Gather all lines in the data that hold the string "JSON".

Dataset listings of figures
###
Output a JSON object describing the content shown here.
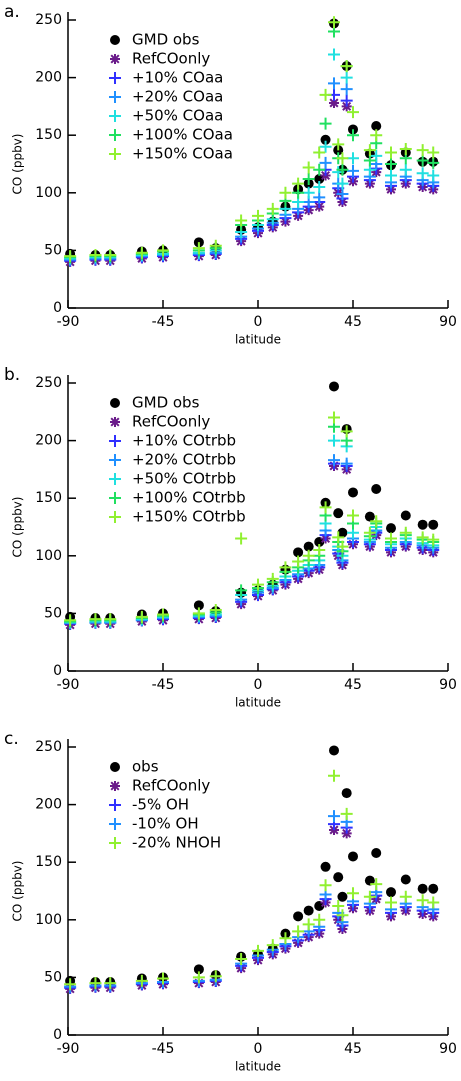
{
  "chart_data": [
    {
      "type": "scatter",
      "panel_label": "a.",
      "xlabel": "latitude",
      "ylabel": "CO (ppbv)",
      "xlim": [
        -90,
        90
      ],
      "ylim": [
        0,
        250
      ],
      "xticks": [
        -90,
        -45,
        0,
        45,
        90
      ],
      "yticks": [
        0,
        50,
        100,
        150,
        200,
        250
      ],
      "x": [
        -89,
        -77,
        -70,
        -55,
        -45,
        -28,
        -20,
        -8,
        0,
        7,
        13,
        19,
        24,
        29,
        32,
        36,
        38,
        40,
        42,
        45,
        53,
        56,
        63,
        70,
        78,
        83
      ],
      "series": [
        {
          "name": "GMD obs",
          "color": "#000000",
          "marker": "circle",
          "values": [
            47,
            46,
            46,
            49,
            50,
            57,
            52,
            68,
            70,
            75,
            88,
            103,
            108,
            112,
            146,
            247,
            137,
            120,
            210,
            155,
            134,
            158,
            124,
            135,
            127,
            127
          ]
        },
        {
          "name": "RefCOonly",
          "color": "#6a1b8a",
          "marker": "asterisk",
          "values": [
            40,
            41,
            41,
            43,
            44,
            45,
            46,
            58,
            65,
            70,
            75,
            80,
            85,
            88,
            115,
            178,
            100,
            92,
            175,
            110,
            108,
            118,
            103,
            108,
            105,
            103
          ]
        },
        {
          "name": "+10% COaa",
          "color": "#3030ff",
          "marker": "plus",
          "values": [
            41,
            42,
            42,
            44,
            45,
            46,
            47,
            60,
            67,
            72,
            78,
            83,
            88,
            92,
            120,
            185,
            104,
            95,
            180,
            114,
            111,
            121,
            106,
            111,
            108,
            106
          ]
        },
        {
          "name": "+20% COaa",
          "color": "#2090ff",
          "marker": "plus",
          "values": [
            42,
            43,
            43,
            45,
            46,
            47,
            48,
            62,
            69,
            74,
            81,
            86,
            92,
            96,
            126,
            195,
            108,
            99,
            190,
            119,
            114,
            125,
            109,
            114,
            111,
            109
          ]
        },
        {
          "name": "+50% COaa",
          "color": "#20e0e0",
          "marker": "plus",
          "values": [
            43,
            44,
            44,
            46,
            47,
            48,
            50,
            66,
            72,
            77,
            86,
            92,
            100,
            105,
            140,
            220,
            118,
            108,
            200,
            130,
            120,
            132,
            115,
            120,
            117,
            115
          ]
        },
        {
          "name": "+100% COaa",
          "color": "#20e060",
          "marker": "plus",
          "values": [
            44,
            45,
            45,
            47,
            49,
            50,
            52,
            72,
            76,
            82,
            93,
            100,
            112,
            120,
            160,
            240,
            130,
            120,
            210,
            150,
            128,
            143,
            125,
            130,
            128,
            126
          ]
        },
        {
          "name": "+150% COaa",
          "color": "#90f030",
          "marker": "plus",
          "values": [
            45,
            46,
            46,
            48,
            50,
            52,
            54,
            76,
            80,
            86,
            100,
            108,
            122,
            135,
            185,
            248,
            142,
            130,
            210,
            170,
            137,
            150,
            135,
            138,
            137,
            135
          ]
        }
      ]
    },
    {
      "type": "scatter",
      "panel_label": "b.",
      "xlabel": "latitude",
      "ylabel": "CO (ppbv)",
      "xlim": [
        -90,
        90
      ],
      "ylim": [
        0,
        250
      ],
      "xticks": [
        -90,
        -45,
        0,
        45,
        90
      ],
      "yticks": [
        0,
        50,
        100,
        150,
        200,
        250
      ],
      "x": [
        -89,
        -77,
        -70,
        -55,
        -45,
        -28,
        -20,
        -8,
        0,
        7,
        13,
        19,
        24,
        29,
        32,
        36,
        38,
        40,
        42,
        45,
        53,
        56,
        63,
        70,
        78,
        83
      ],
      "series": [
        {
          "name": "GMD obs",
          "color": "#000000",
          "marker": "circle",
          "values": [
            47,
            46,
            46,
            49,
            50,
            57,
            52,
            68,
            70,
            75,
            88,
            103,
            108,
            112,
            146,
            247,
            137,
            120,
            210,
            155,
            134,
            158,
            124,
            135,
            127,
            127
          ]
        },
        {
          "name": "RefCOonly",
          "color": "#6a1b8a",
          "marker": "asterisk",
          "values": [
            40,
            41,
            41,
            43,
            44,
            45,
            46,
            58,
            65,
            70,
            75,
            80,
            85,
            88,
            115,
            178,
            100,
            92,
            175,
            110,
            108,
            118,
            103,
            108,
            105,
            103
          ]
        },
        {
          "name": "+10% COtrbb",
          "color": "#3030ff",
          "marker": "plus",
          "values": [
            41,
            42,
            42,
            44,
            45,
            46,
            47,
            60,
            66,
            71,
            77,
            82,
            87,
            90,
            118,
            180,
            102,
            94,
            178,
            112,
            110,
            120,
            105,
            110,
            107,
            105
          ]
        },
        {
          "name": "+20% COtrbb",
          "color": "#2090ff",
          "marker": "plus",
          "values": [
            42,
            42,
            42,
            44,
            46,
            47,
            48,
            62,
            68,
            72,
            79,
            84,
            89,
            92,
            122,
            183,
            105,
            96,
            180,
            115,
            112,
            122,
            107,
            112,
            109,
            107
          ]
        },
        {
          "name": "+50% COtrbb",
          "color": "#20e0e0",
          "marker": "plus",
          "values": [
            42,
            43,
            43,
            45,
            47,
            48,
            49,
            66,
            70,
            74,
            82,
            87,
            92,
            96,
            128,
            200,
            108,
            100,
            195,
            120,
            114,
            125,
            110,
            115,
            111,
            109
          ]
        },
        {
          "name": "+100% COtrbb",
          "color": "#20e060",
          "marker": "plus",
          "values": [
            43,
            44,
            44,
            46,
            48,
            49,
            51,
            70,
            72,
            77,
            86,
            90,
            96,
            100,
            135,
            212,
            112,
            104,
            200,
            128,
            117,
            128,
            112,
            118,
            114,
            112
          ]
        },
        {
          "name": "+150% COtrbb",
          "color": "#90f030",
          "marker": "plus",
          "values": [
            44,
            45,
            45,
            47,
            49,
            50,
            53,
            115,
            75,
            80,
            90,
            95,
            100,
            105,
            142,
            220,
            116,
            108,
            208,
            135,
            120,
            130,
            115,
            120,
            116,
            114
          ]
        }
      ]
    },
    {
      "type": "scatter",
      "panel_label": "c.",
      "xlabel": "latitude",
      "ylabel": "CO (ppbv)",
      "xlim": [
        -90,
        90
      ],
      "ylim": [
        0,
        250
      ],
      "xticks": [
        -90,
        -45,
        0,
        45,
        90
      ],
      "yticks": [
        0,
        50,
        100,
        150,
        200,
        250
      ],
      "x": [
        -89,
        -77,
        -70,
        -55,
        -45,
        -28,
        -20,
        -8,
        0,
        7,
        13,
        19,
        24,
        29,
        32,
        36,
        38,
        40,
        42,
        45,
        53,
        56,
        63,
        70,
        78,
        83
      ],
      "series": [
        {
          "name": "obs",
          "color": "#000000",
          "marker": "circle",
          "values": [
            47,
            46,
            46,
            49,
            50,
            57,
            52,
            68,
            70,
            75,
            88,
            103,
            108,
            112,
            146,
            247,
            137,
            120,
            210,
            155,
            134,
            158,
            124,
            135,
            127,
            127
          ]
        },
        {
          "name": "RefCOonly",
          "color": "#6a1b8a",
          "marker": "asterisk",
          "values": [
            40,
            41,
            41,
            43,
            44,
            45,
            46,
            58,
            65,
            70,
            75,
            80,
            85,
            88,
            115,
            178,
            100,
            92,
            175,
            110,
            108,
            118,
            103,
            108,
            105,
            103
          ]
        },
        {
          "name": "-5% OH",
          "color": "#3030ff",
          "marker": "plus",
          "values": [
            41,
            42,
            42,
            44,
            45,
            46,
            47,
            60,
            67,
            72,
            77,
            82,
            87,
            91,
            118,
            183,
            103,
            95,
            180,
            113,
            111,
            121,
            106,
            111,
            108,
            106
          ]
        },
        {
          "name": "-10% OH",
          "color": "#2090ff",
          "marker": "plus",
          "values": [
            42,
            43,
            43,
            45,
            46,
            47,
            48,
            62,
            69,
            74,
            79,
            85,
            90,
            94,
            122,
            190,
            106,
            98,
            185,
            116,
            114,
            124,
            109,
            114,
            111,
            109
          ]
        },
        {
          "name": "-20% NHOH",
          "color": "#90f030",
          "marker": "plus",
          "values": [
            44,
            45,
            45,
            47,
            49,
            50,
            51,
            66,
            73,
            78,
            84,
            90,
            96,
            100,
            130,
            225,
            112,
            104,
            192,
            123,
            120,
            131,
            115,
            120,
            117,
            115
          ]
        }
      ]
    }
  ]
}
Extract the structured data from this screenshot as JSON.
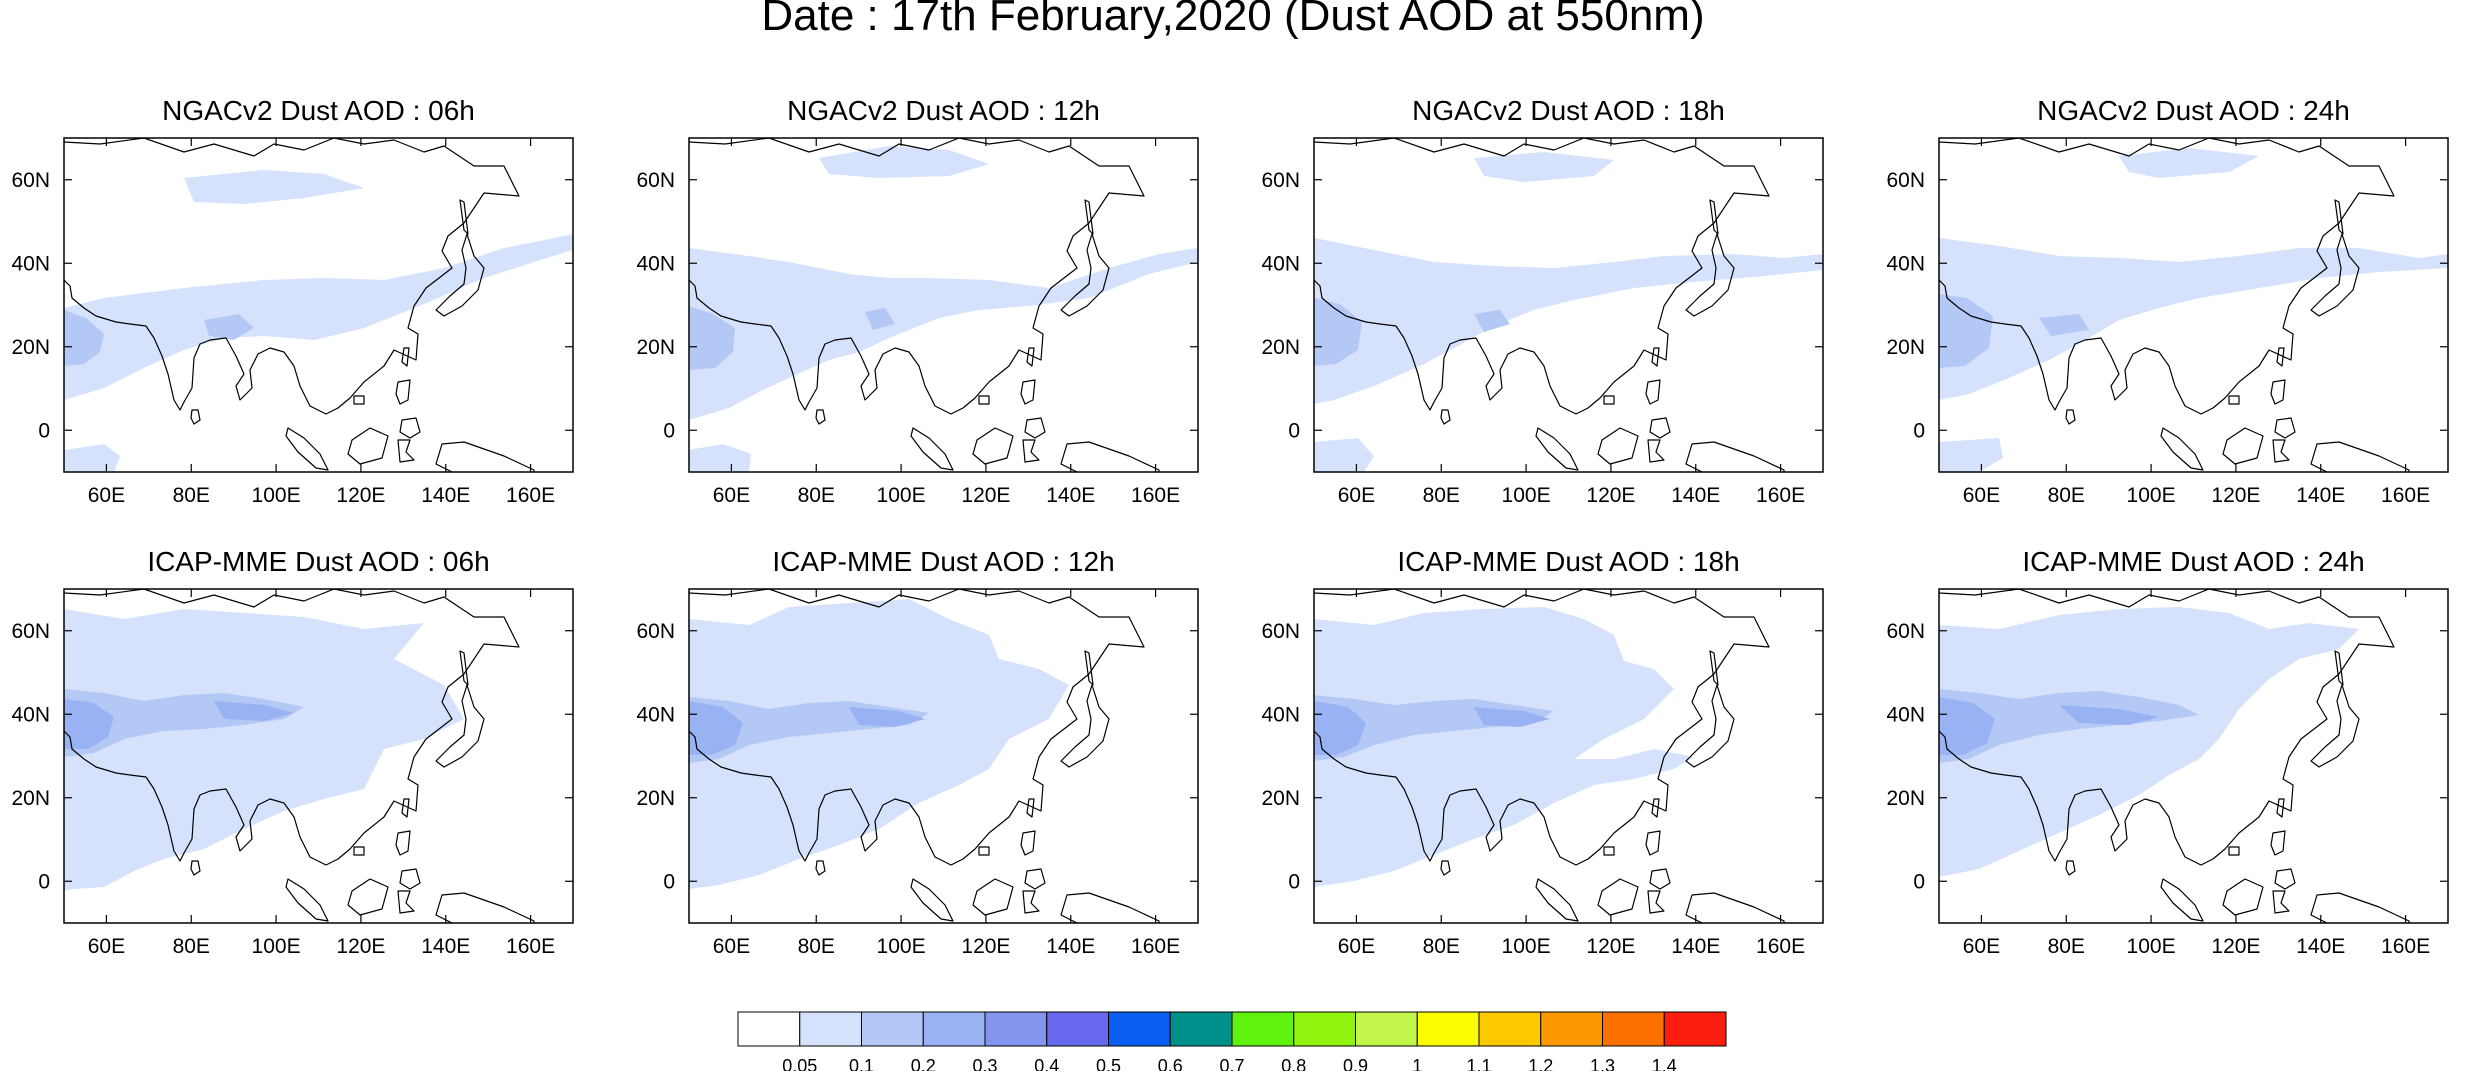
{
  "title": "Date : 17th February,2020 (Dust AOD at 550nm)",
  "map_extent": {
    "lon_range": [
      50,
      170
    ],
    "lat_range": [
      -10,
      70
    ]
  },
  "x_ticks": [
    {
      "value": 60,
      "label": "60E"
    },
    {
      "value": 80,
      "label": "80E"
    },
    {
      "value": 100,
      "label": "100E"
    },
    {
      "value": 120,
      "label": "120E"
    },
    {
      "value": 140,
      "label": "140E"
    },
    {
      "value": 160,
      "label": "160E"
    }
  ],
  "y_ticks": [
    {
      "value": 60,
      "label": "60N"
    },
    {
      "value": 40,
      "label": "40N"
    },
    {
      "value": 20,
      "label": "20N"
    },
    {
      "value": 0,
      "label": "0"
    }
  ],
  "panels": [
    {
      "title": "NGACv2 Dust AOD : 06h"
    },
    {
      "title": "NGACv2 Dust AOD : 12h"
    },
    {
      "title": "NGACv2 Dust AOD : 18h"
    },
    {
      "title": "NGACv2 Dust AOD : 24h"
    },
    {
      "title": "ICAP-MME Dust AOD : 06h"
    },
    {
      "title": "ICAP-MME Dust AOD : 12h"
    },
    {
      "title": "ICAP-MME Dust AOD : 18h"
    },
    {
      "title": "ICAP-MME Dust AOD : 24h"
    }
  ],
  "colorbar": {
    "boundaries": [
      "0.05",
      "0.1",
      "0.2",
      "0.3",
      "0.4",
      "0.5",
      "0.6",
      "0.7",
      "0.8",
      "0.9",
      "1",
      "1.1",
      "1.2",
      "1.3",
      "1.4"
    ],
    "colors": [
      "#ffffff",
      "#d6e2fb",
      "#b4c8f6",
      "#98b2f3",
      "#8594ef",
      "#6868ee",
      "#0a5ff0",
      "#00908c",
      "#5ff20e",
      "#90f40e",
      "#c2f64a",
      "#fcfc00",
      "#fcc800",
      "#fc9800",
      "#fc7000",
      "#fc1e0e"
    ]
  }
}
###
COMPLETE RESPONSE ▸
Output a JSON object describing the content shown here.
Extract the structured data from this screenshot as JSON.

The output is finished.